» Material provided
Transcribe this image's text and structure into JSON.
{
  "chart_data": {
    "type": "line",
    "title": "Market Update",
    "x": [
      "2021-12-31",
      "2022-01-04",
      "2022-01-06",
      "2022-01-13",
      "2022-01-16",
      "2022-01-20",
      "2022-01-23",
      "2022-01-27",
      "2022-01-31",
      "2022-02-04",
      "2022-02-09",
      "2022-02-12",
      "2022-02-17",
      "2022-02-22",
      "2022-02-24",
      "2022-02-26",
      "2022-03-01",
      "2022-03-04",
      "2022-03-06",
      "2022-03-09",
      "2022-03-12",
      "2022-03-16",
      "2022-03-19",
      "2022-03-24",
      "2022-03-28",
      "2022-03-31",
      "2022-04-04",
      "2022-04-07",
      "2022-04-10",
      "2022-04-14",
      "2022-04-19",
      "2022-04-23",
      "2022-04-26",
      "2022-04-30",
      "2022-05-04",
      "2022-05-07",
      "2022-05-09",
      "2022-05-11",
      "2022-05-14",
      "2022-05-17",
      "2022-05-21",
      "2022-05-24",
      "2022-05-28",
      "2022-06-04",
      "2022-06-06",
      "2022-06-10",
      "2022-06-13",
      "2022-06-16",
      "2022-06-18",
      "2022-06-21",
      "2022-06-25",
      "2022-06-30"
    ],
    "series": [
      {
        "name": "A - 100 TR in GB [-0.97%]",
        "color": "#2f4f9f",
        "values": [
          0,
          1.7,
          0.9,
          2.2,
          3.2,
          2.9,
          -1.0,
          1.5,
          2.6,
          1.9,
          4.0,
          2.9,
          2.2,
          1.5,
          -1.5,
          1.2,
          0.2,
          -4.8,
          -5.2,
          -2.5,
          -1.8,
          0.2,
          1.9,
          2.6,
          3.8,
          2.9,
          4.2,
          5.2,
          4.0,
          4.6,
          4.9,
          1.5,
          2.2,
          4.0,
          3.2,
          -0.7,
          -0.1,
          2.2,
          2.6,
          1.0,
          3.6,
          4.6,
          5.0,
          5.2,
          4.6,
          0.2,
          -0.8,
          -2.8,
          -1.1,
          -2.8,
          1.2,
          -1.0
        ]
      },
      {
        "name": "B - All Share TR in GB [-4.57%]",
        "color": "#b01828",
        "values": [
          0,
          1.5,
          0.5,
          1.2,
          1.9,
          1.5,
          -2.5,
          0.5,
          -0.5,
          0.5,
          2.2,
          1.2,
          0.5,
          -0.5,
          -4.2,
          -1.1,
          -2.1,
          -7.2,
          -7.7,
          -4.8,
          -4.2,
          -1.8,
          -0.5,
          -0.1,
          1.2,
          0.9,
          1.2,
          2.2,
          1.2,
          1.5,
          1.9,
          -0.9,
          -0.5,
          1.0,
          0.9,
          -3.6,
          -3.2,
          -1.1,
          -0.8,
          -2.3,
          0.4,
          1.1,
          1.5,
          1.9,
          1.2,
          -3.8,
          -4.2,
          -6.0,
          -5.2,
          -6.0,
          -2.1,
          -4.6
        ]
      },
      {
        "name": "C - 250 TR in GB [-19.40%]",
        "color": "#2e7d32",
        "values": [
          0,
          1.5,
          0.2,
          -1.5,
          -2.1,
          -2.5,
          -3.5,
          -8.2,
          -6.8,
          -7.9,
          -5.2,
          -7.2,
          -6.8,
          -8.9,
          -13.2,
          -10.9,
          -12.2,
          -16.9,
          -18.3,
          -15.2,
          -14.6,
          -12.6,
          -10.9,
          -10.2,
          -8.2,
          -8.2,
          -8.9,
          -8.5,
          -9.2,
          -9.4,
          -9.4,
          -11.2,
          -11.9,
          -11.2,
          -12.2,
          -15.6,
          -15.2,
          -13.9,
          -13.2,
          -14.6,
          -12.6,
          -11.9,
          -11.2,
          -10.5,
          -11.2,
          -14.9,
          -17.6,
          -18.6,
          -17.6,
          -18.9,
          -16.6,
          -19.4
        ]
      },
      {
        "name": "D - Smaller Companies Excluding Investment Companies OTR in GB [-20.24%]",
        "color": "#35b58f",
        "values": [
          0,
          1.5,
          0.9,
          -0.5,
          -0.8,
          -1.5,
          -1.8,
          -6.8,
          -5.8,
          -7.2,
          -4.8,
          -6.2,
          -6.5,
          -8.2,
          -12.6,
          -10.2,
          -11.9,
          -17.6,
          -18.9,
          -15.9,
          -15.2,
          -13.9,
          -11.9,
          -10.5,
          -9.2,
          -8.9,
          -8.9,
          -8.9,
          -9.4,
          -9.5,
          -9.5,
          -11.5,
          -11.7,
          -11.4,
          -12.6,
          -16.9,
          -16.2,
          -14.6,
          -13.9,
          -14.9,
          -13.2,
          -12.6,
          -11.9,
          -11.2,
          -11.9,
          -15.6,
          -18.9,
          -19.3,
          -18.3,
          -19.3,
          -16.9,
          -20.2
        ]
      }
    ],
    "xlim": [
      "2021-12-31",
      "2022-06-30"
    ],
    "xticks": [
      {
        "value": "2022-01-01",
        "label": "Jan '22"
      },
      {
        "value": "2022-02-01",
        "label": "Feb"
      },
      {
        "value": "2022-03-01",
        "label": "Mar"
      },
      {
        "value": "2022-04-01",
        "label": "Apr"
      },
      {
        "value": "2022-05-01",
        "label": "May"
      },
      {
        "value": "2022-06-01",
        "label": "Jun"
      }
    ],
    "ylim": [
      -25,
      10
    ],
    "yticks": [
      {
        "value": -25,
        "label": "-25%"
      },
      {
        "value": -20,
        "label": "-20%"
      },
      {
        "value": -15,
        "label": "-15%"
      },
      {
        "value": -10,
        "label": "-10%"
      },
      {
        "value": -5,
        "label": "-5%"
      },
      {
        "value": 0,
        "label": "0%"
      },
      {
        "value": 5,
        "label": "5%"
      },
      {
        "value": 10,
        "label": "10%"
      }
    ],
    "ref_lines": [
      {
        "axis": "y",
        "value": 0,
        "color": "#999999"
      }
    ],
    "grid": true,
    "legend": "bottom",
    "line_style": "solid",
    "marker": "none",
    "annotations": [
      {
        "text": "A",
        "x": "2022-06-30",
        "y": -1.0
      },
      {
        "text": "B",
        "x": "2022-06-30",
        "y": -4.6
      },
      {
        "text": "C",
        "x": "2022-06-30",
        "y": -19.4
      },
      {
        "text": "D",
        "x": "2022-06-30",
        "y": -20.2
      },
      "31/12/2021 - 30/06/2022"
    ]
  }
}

» The exercise
Recopy the entries above in their entirety, exactly.

» Solution for this problem
Transcribe this image's text and structure into JSON.
{
  "chart_data": {
    "type": "line",
    "title": "Market Update",
    "x": [
      "2021-12-31",
      "2022-01-04",
      "2022-01-06",
      "2022-01-13",
      "2022-01-16",
      "2022-01-20",
      "2022-01-23",
      "2022-01-27",
      "2022-01-31",
      "2022-02-04",
      "2022-02-09",
      "2022-02-12",
      "2022-02-17",
      "2022-02-22",
      "2022-02-24",
      "2022-02-26",
      "2022-03-01",
      "2022-03-04",
      "2022-03-06",
      "2022-03-09",
      "2022-03-12",
      "2022-03-16",
      "2022-03-19",
      "2022-03-24",
      "2022-03-28",
      "2022-03-31",
      "2022-04-04",
      "2022-04-07",
      "2022-04-10",
      "2022-04-14",
      "2022-04-19",
      "2022-04-23",
      "2022-04-26",
      "2022-04-30",
      "2022-05-04",
      "2022-05-07",
      "2022-05-09",
      "2022-05-11",
      "2022-05-14",
      "2022-05-17",
      "2022-05-21",
      "2022-05-24",
      "2022-05-28",
      "2022-06-04",
      "2022-06-06",
      "2022-06-10",
      "2022-06-13",
      "2022-06-16",
      "2022-06-18",
      "2022-06-21",
      "2022-06-25",
      "2022-06-30"
    ],
    "series": [
      {
        "name": "A - 100 TR in GB [-0.97%]",
        "color": "#2f4f9f",
        "values": [
          0,
          1.7,
          0.9,
          2.2,
          3.2,
          2.9,
          -1.0,
          1.5,
          2.6,
          1.9,
          4.0,
          2.9,
          2.2,
          1.5,
          -1.5,
          1.2,
          0.2,
          -4.8,
          -5.2,
          -2.5,
          -1.8,
          0.2,
          1.9,
          2.6,
          3.8,
          2.9,
          4.2,
          5.2,
          4.0,
          4.6,
          4.9,
          1.5,
          2.2,
          4.0,
          3.2,
          -0.7,
          -0.1,
          2.2,
          2.6,
          1.0,
          3.6,
          4.6,
          5.0,
          5.2,
          4.6,
          0.2,
          -0.8,
          -2.8,
          -1.1,
          -2.8,
          1.2,
          -1.0
        ]
      },
      {
        "name": "B - All Share TR in GB [-4.57%]",
        "color": "#b01828",
        "values": [
          0,
          1.5,
          0.5,
          1.2,
          1.9,
          1.5,
          -2.5,
          0.5,
          -0.5,
          0.5,
          2.2,
          1.2,
          0.5,
          -0.5,
          -4.2,
          -1.1,
          -2.1,
          -7.2,
          -7.7,
          -4.8,
          -4.2,
          -1.8,
          -0.5,
          -0.1,
          1.2,
          0.9,
          1.2,
          2.2,
          1.2,
          1.5,
          1.9,
          -0.9,
          -0.5,
          1.0,
          0.9,
          -3.6,
          -3.2,
          -1.1,
          -0.8,
          -2.3,
          0.4,
          1.1,
          1.5,
          1.9,
          1.2,
          -3.8,
          -4.2,
          -6.0,
          -5.2,
          -6.0,
          -2.1,
          -4.6
        ]
      },
      {
        "name": "C - 250 TR in GB [-19.40%]",
        "color": "#2e7d32",
        "values": [
          0,
          1.5,
          0.2,
          -1.5,
          -2.1,
          -2.5,
          -3.5,
          -8.2,
          -6.8,
          -7.9,
          -5.2,
          -7.2,
          -6.8,
          -8.9,
          -13.2,
          -10.9,
          -12.2,
          -16.9,
          -18.3,
          -15.2,
          -14.6,
          -12.6,
          -10.9,
          -10.2,
          -8.2,
          -8.2,
          -8.9,
          -8.5,
          -9.2,
          -9.4,
          -9.4,
          -11.2,
          -11.9,
          -11.2,
          -12.2,
          -15.6,
          -15.2,
          -13.9,
          -13.2,
          -14.6,
          -12.6,
          -11.9,
          -11.2,
          -10.5,
          -11.2,
          -14.9,
          -17.6,
          -18.6,
          -17.6,
          -18.9,
          -16.6,
          -19.4
        ]
      },
      {
        "name": "D - Smaller Companies Excluding Investment Companies OTR in GB [-20.24%]",
        "color": "#35b58f",
        "values": [
          0,
          1.5,
          0.9,
          -0.5,
          -0.8,
          -1.5,
          -1.8,
          -6.8,
          -5.8,
          -7.2,
          -4.8,
          -6.2,
          -6.5,
          -8.2,
          -12.6,
          -10.2,
          -11.9,
          -17.6,
          -18.9,
          -15.9,
          -15.2,
          -13.9,
          -11.9,
          -10.5,
          -9.2,
          -8.9,
          -8.9,
          -8.9,
          -9.4,
          -9.5,
          -9.5,
          -11.5,
          -11.7,
          -11.4,
          -12.6,
          -16.9,
          -16.2,
          -14.6,
          -13.9,
          -14.9,
          -13.2,
          -12.6,
          -11.9,
          -11.2,
          -11.9,
          -15.6,
          -18.9,
          -19.3,
          -18.3,
          -19.3,
          -16.9,
          -20.2
        ]
      }
    ],
    "xlim": [
      "2021-12-31",
      "2022-06-30"
    ],
    "xticks": [
      {
        "value": "2022-01-01",
        "label": "Jan '22"
      },
      {
        "value": "2022-02-01",
        "label": "Feb"
      },
      {
        "value": "2022-03-01",
        "label": "Mar"
      },
      {
        "value": "2022-04-01",
        "label": "Apr"
      },
      {
        "value": "2022-05-01",
        "label": "May"
      },
      {
        "value": "2022-06-01",
        "label": "Jun"
      }
    ],
    "ylim": [
      -25,
      10
    ],
    "yticks": [
      {
        "value": -25,
        "label": "-25%"
      },
      {
        "value": -20,
        "label": "-20%"
      },
      {
        "value": -15,
        "label": "-15%"
      },
      {
        "value": -10,
        "label": "-10%"
      },
      {
        "value": -5,
        "label": "-5%"
      },
      {
        "value": 0,
        "label": "0%"
      },
      {
        "value": 5,
        "label": "5%"
      },
      {
        "value": 10,
        "label": "10%"
      }
    ],
    "ref_lines": [
      {
        "axis": "y",
        "value": 0,
        "color": "#999999"
      }
    ],
    "grid": true,
    "legend": "bottom",
    "line_style": "solid",
    "marker": "none",
    "annotations": [
      {
        "text": "A",
        "x": "2022-06-30",
        "y": -1.0
      },
      {
        "text": "B",
        "x": "2022-06-30",
        "y": -4.6
      },
      {
        "text": "C",
        "x": "2022-06-30",
        "y": -19.4
      },
      {
        "text": "D",
        "x": "2022-06-30",
        "y": -20.2
      },
      "31/12/2021 - 30/06/2022"
    ]
  }
}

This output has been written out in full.